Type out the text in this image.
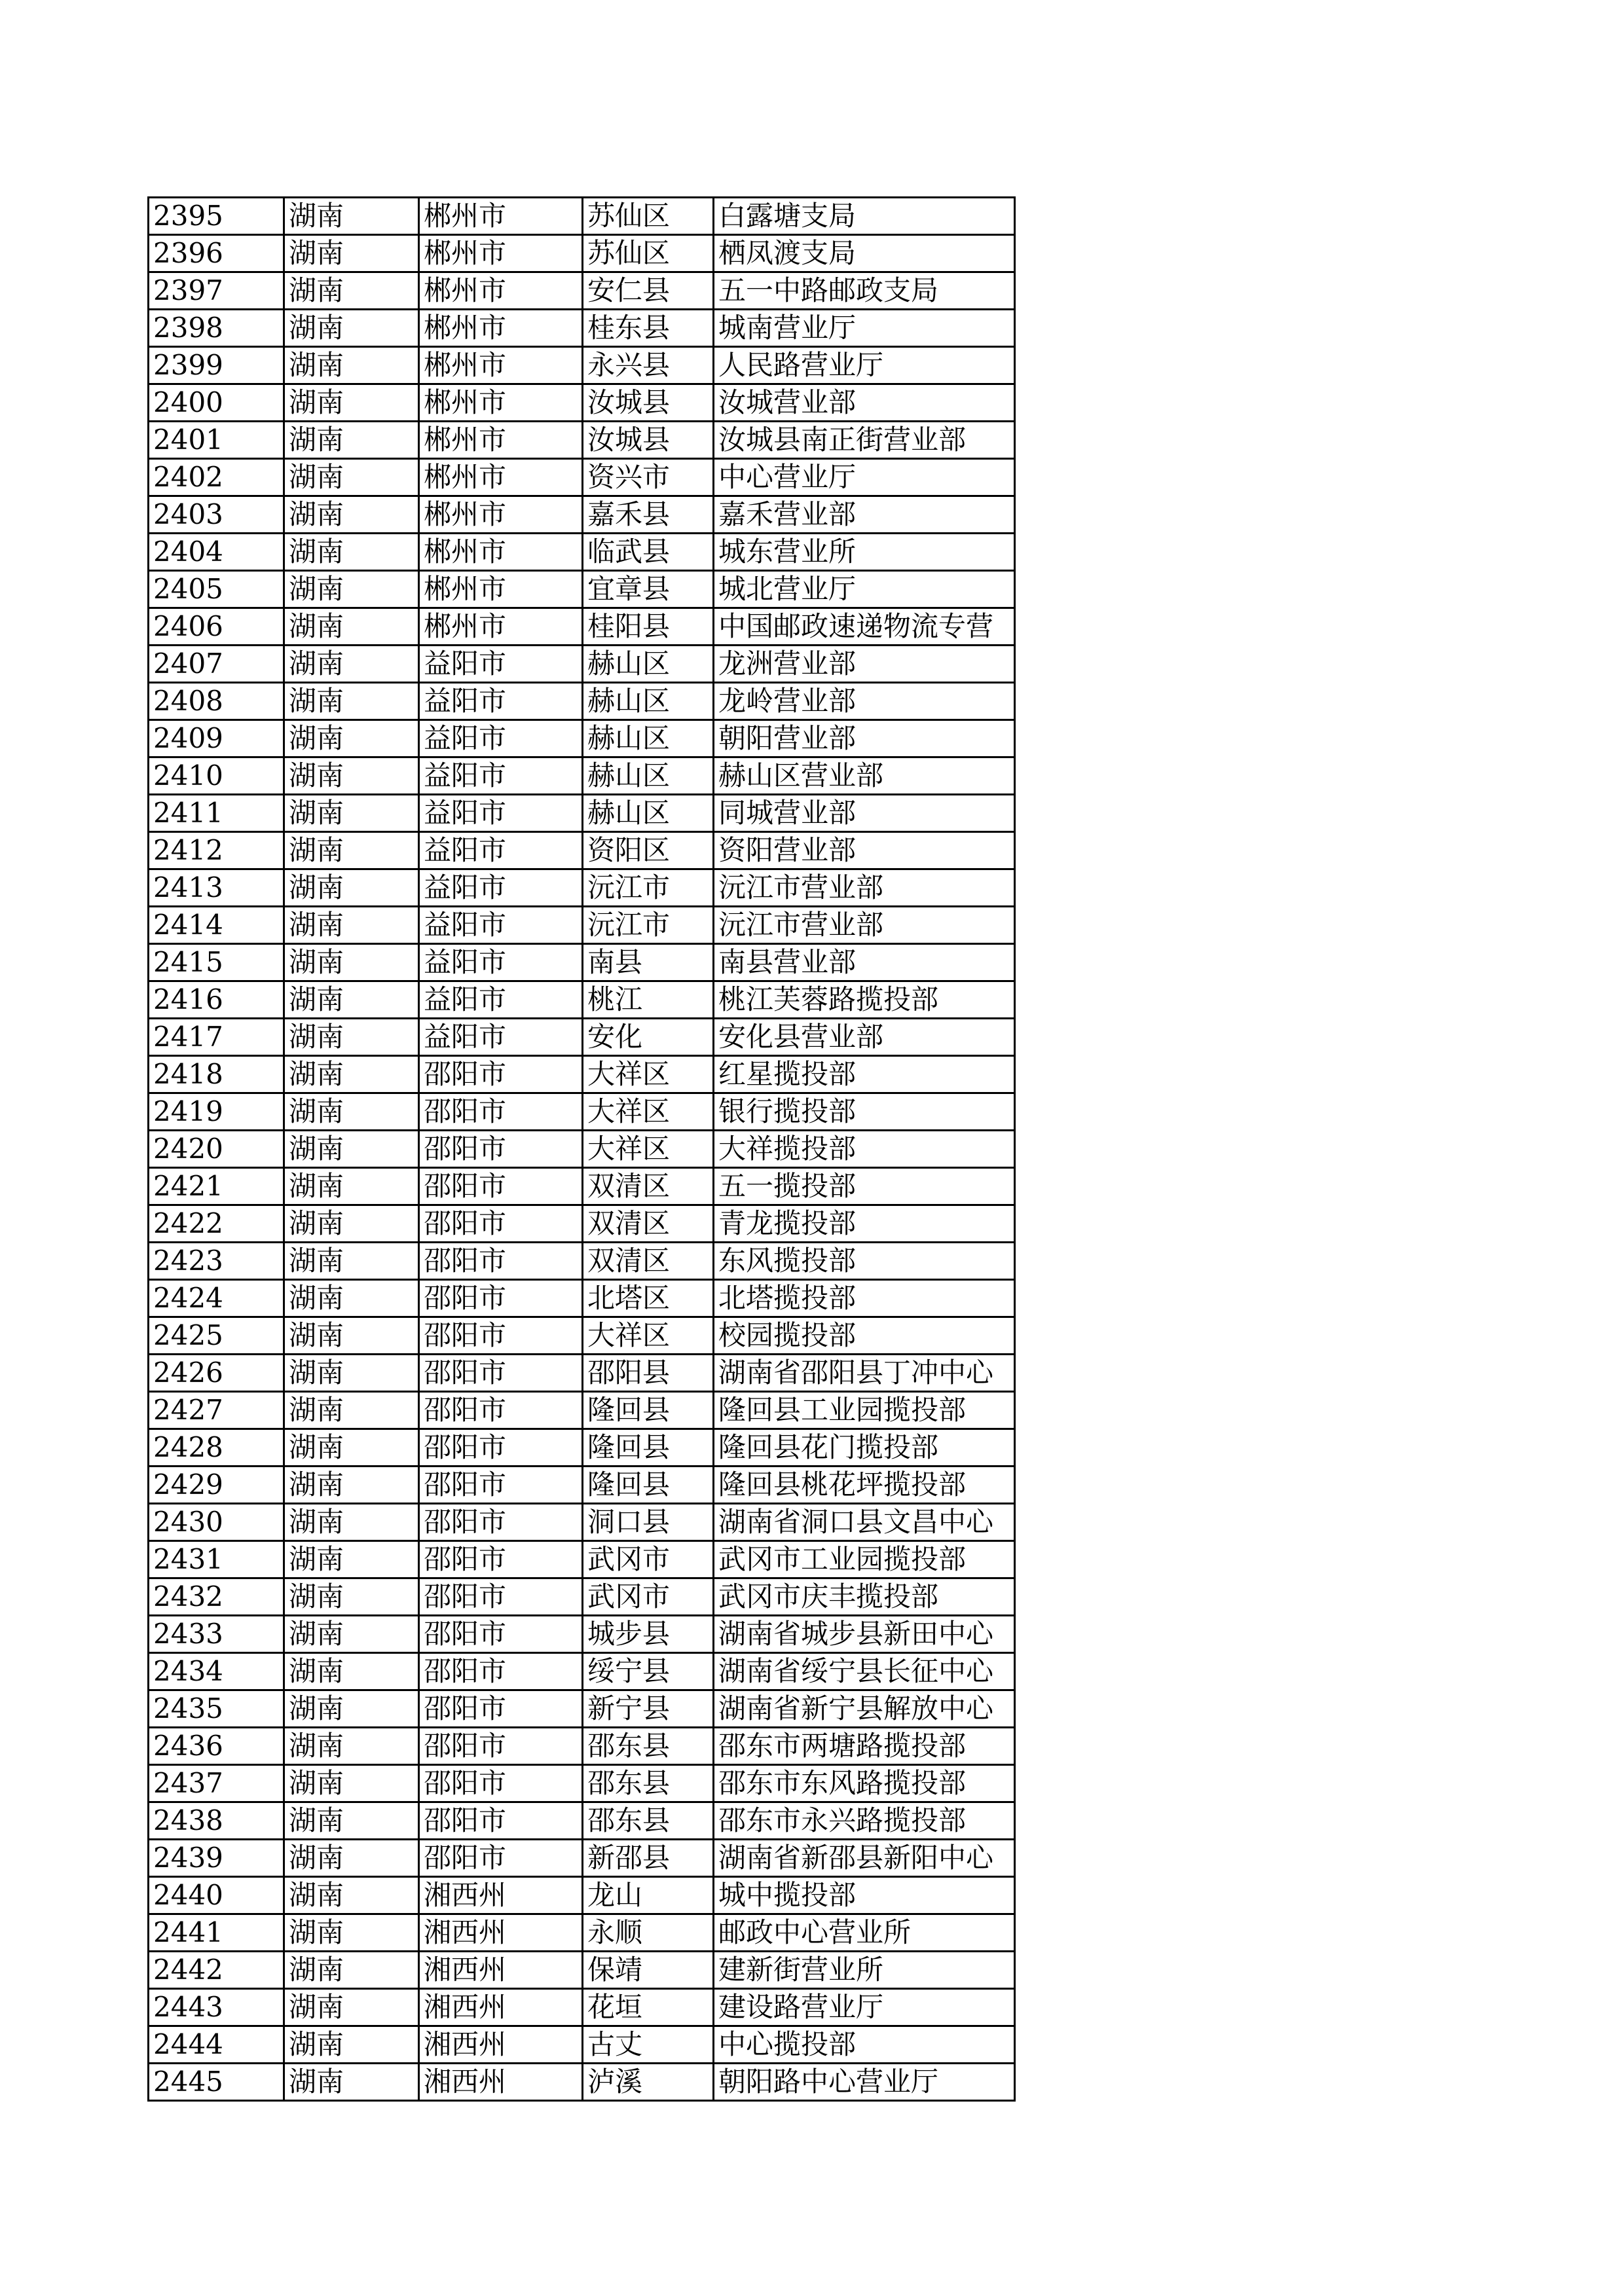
2395	湖南	郴州市	苏仙区	白露塘支局
2396	湖南	郴州市	苏仙区	栖凤渡支局
2397	湖南	郴州市	安仁县	五一中路邮政支局
2398	湖南	郴州市	桂东县	城南营业厅
2399	湖南	郴州市	永兴县	人民路营业厅
2400	湖南	郴州市	汝城县	汝城营业部
2401	湖南	郴州市	汝城县	汝城县南正街营业部
2402	湖南	郴州市	资兴市	中心营业厅
2403	湖南	郴州市	嘉禾县	嘉禾营业部
2404	湖南	郴州市	临武县	城东营业所
2405	湖南	郴州市	宜章县	城北营业厅
2406	湖南	郴州市	桂阳县	中国邮政速递物流专营
2407	湖南	益阳市	赫山区	龙洲营业部
2408	湖南	益阳市	赫山区	龙岭营业部
2409	湖南	益阳市	赫山区	朝阳营业部
2410	湖南	益阳市	赫山区	赫山区营业部
2411	湖南	益阳市	赫山区	同城营业部
2412	湖南	益阳市	资阳区	资阳营业部
2413	湖南	益阳市	沅江市	沅江市营业部
2414	湖南	益阳市	沅江市	沅江市营业部
2415	湖南	益阳市	南县	南县营业部
2416	湖南	益阳市	桃江	桃江芙蓉路揽投部
2417	湖南	益阳市	安化	安化县营业部
2418	湖南	邵阳市	大祥区	红星揽投部
2419	湖南	邵阳市	大祥区	银行揽投部
2420	湖南	邵阳市	大祥区	大祥揽投部
2421	湖南	邵阳市	双清区	五一揽投部
2422	湖南	邵阳市	双清区	青龙揽投部
2423	湖南	邵阳市	双清区	东风揽投部
2424	湖南	邵阳市	北塔区	北塔揽投部
2425	湖南	邵阳市	大祥区	校园揽投部
2426	湖南	邵阳市	邵阳县	湖南省邵阳县丁冲中心
2427	湖南	邵阳市	隆回县	隆回县工业园揽投部
2428	湖南	邵阳市	隆回县	隆回县花门揽投部
2429	湖南	邵阳市	隆回县	隆回县桃花坪揽投部
2430	湖南	邵阳市	洞口县	湖南省洞口县文昌中心
2431	湖南	邵阳市	武冈市	武冈市工业园揽投部
2432	湖南	邵阳市	武冈市	武冈市庆丰揽投部
2433	湖南	邵阳市	城步县	湖南省城步县新田中心
2434	湖南	邵阳市	绥宁县	湖南省绥宁县长征中心
2435	湖南	邵阳市	新宁县	湖南省新宁县解放中心
2436	湖南	邵阳市	邵东县	邵东市两塘路揽投部
2437	湖南	邵阳市	邵东县	邵东市东风路揽投部
2438	湖南	邵阳市	邵东县	邵东市永兴路揽投部
2439	湖南	邵阳市	新邵县	湖南省新邵县新阳中心
2440	湖南	湘西州	龙山	城中揽投部
2441	湖南	湘西州	永顺	邮政中心营业所
2442	湖南	湘西州	保靖	建新街营业所
2443	湖南	湘西州	花垣	建设路营业厅
2444	湖南	湘西州	古丈	中心揽投部
2445	湖南	湘西州	泸溪	朝阳路中心营业厅
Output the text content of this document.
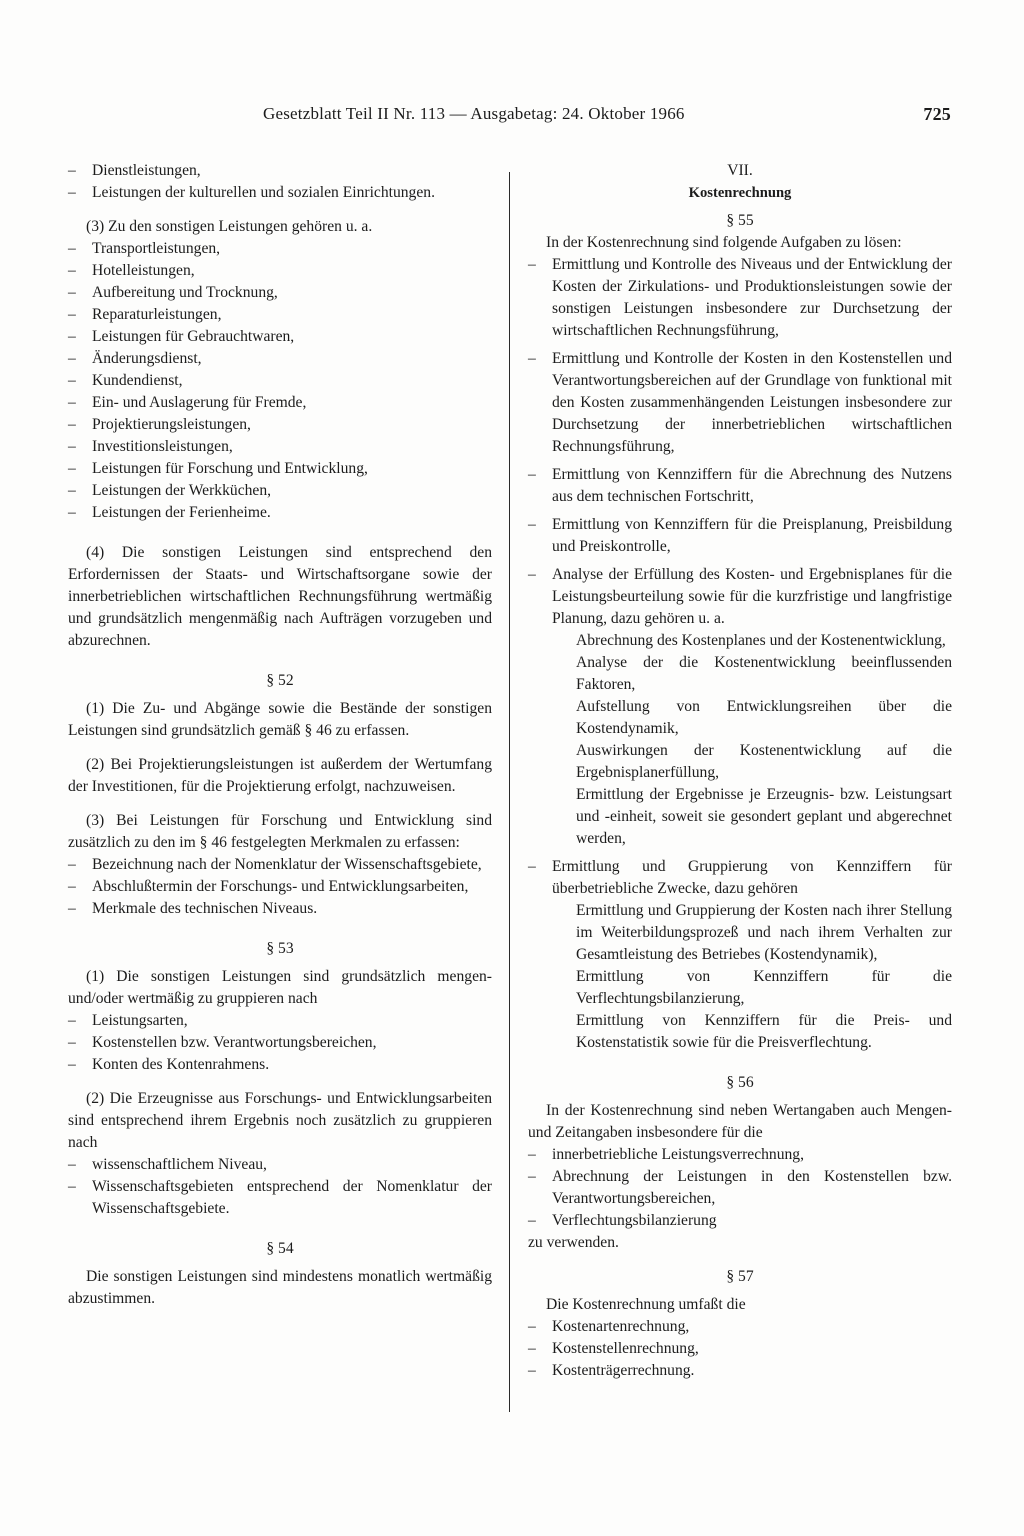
Gesetzblatt Teil II Nr. 113 — Ausgabetag: 24. Oktober 1966	725
– Dienstleistungen,
– Leistungen der kulturellen und sozialen Einrichtungen.
(3) Zu den sonstigen Leistungen gehören u. a.
– Transportleistungen,
– Hotelleistungen,
– Aufbereitung und Trocknung,
– Reparaturleistungen,
– Leistungen für Gebrauchtwaren,
– Änderungsdienst,
– Kundendienst,
– Ein- und Auslagerung für Fremde,
– Projektierungsleistungen,
– Investitionsleistungen,
– Leistungen für Forschung und Entwicklung,
– Leistungen der Werkküchen,
– Leistungen der Ferienheime.
(4) Die sonstigen Leistungen sind entsprechend den Erfordernissen der Staats- und Wirtschaftsorgane sowie der innerbetrieblichen wirtschaftlichen Rechnungsführung wertmäßig und grundsätzlich mengenmäßig nach Aufträgen vorzugeben und abzurechnen.
§ 52
(1) Die Zu- und Abgänge sowie die Bestände der sonstigen Leistungen sind grundsätzlich gemäß § 46 zu erfassen.
(2) Bei Projektierungsleistungen ist außerdem der Wertumfang der Investitionen, für die Projektierung erfolgt, nachzuweisen.
(3) Bei Leistungen für Forschung und Entwicklung sind zusätzlich zu den im § 46 festgelegten Merkmalen zu erfassen:
– Bezeichnung nach der Nomenklatur der Wissenschaftsgebiete,
– Abschlußtermin der Forschungs- und Entwicklungsarbeiten,
– Merkmale des technischen Niveaus.
§ 53
(1) Die sonstigen Leistungen sind grundsätzlich mengen- und/oder wertmäßig zu gruppieren nach
– Leistungsarten,
– Kostenstellen bzw. Verantwortungsbereichen,
– Konten des Kontenrahmens.
(2) Die Erzeugnisse aus Forschungs- und Entwicklungsarbeiten sind entsprechend ihrem Ergebnis noch zusätzlich zu gruppieren nach
– wissenschaftlichem Niveau,
– Wissenschaftsgebieten entsprechend der Nomenklatur der Wissenschaftsgebiete.
§ 54
Die sonstigen Leistungen sind mindestens monatlich wertmäßig abzustimmen.
VII.
Kostenrechnung
§ 55
In der Kostenrechnung sind folgende Aufgaben zu lösen:
– Ermittlung und Kontrolle des Niveaus und der Entwicklung der Kosten der Zirkulations- und Produktionsleistungen sowie der sonstigen Leistungen insbesondere zur Durchsetzung der wirtschaftlichen Rechnungsführung,
– Ermittlung und Kontrolle der Kosten in den Kostenstellen und Verantwortungsbereichen auf der Grundlage von funktional mit den Kosten zusammenhängenden Leistungen insbesondere zur Durchsetzung der innerbetrieblichen wirtschaftlichen Rechnungsführung,
– Ermittlung von Kennziffern für die Abrechnung des Nutzens aus dem technischen Fortschritt,
– Ermittlung von Kennziffern für die Preisplanung, Preisbildung und Preiskontrolle,
– Analyse der Erfüllung des Kosten- und Ergebnisplanes für die Leistungsbeurteilung sowie für die kurzfristige und langfristige Planung, dazu gehören u. a.
Abrechnung des Kostenplanes und der Kostenentwicklung,
Analyse der die Kostenentwicklung beeinflussenden Faktoren,
Aufstellung von Entwicklungsreihen über die Kostendynamik,
Auswirkungen der Kostenentwicklung auf die Ergebnisplanerfüllung,
Ermittlung der Ergebnisse je Erzeugnis- bzw. Leistungsart und -einheit, soweit sie gesondert geplant und abgerechnet werden,
– Ermittlung und Gruppierung von Kennziffern für überbetriebliche Zwecke, dazu gehören
Ermittlung und Gruppierung der Kosten nach ihrer Stellung im Weiterbildungsprozeß und nach ihrem Verhalten zur Gesamtleistung des Betriebes (Kostendynamik),
Ermittlung von Kennziffern für die Verflechtungsbilanzierung,
Ermittlung von Kennziffern für die Preis- und Kostenstatistik sowie für die Preisverflechtung.
§ 56
In der Kostenrechnung sind neben Wertangaben auch Mengen- und Zeitangaben insbesondere für die
– innerbetriebliche Leistungsverrechnung,
– Abrechnung der Leistungen in den Kostenstellen bzw. Verantwortungsbereichen,
– Verflechtungsbilanzierung
zu verwenden.
§ 57
Die Kostenrechnung umfaßt die
– Kostenartenrechnung,
– Kostenstellenrechnung,
– Kostenträgerrechnung.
....................
**What you should do**
Which lines in the records above contain the string "technischen"? Copy each one.

**Exercise solution**
– Merkmale des technischen Niveaus.
– Ermittlung von Kennziffern für die Abrechnung des Nutzens aus dem technischen Fortschritt,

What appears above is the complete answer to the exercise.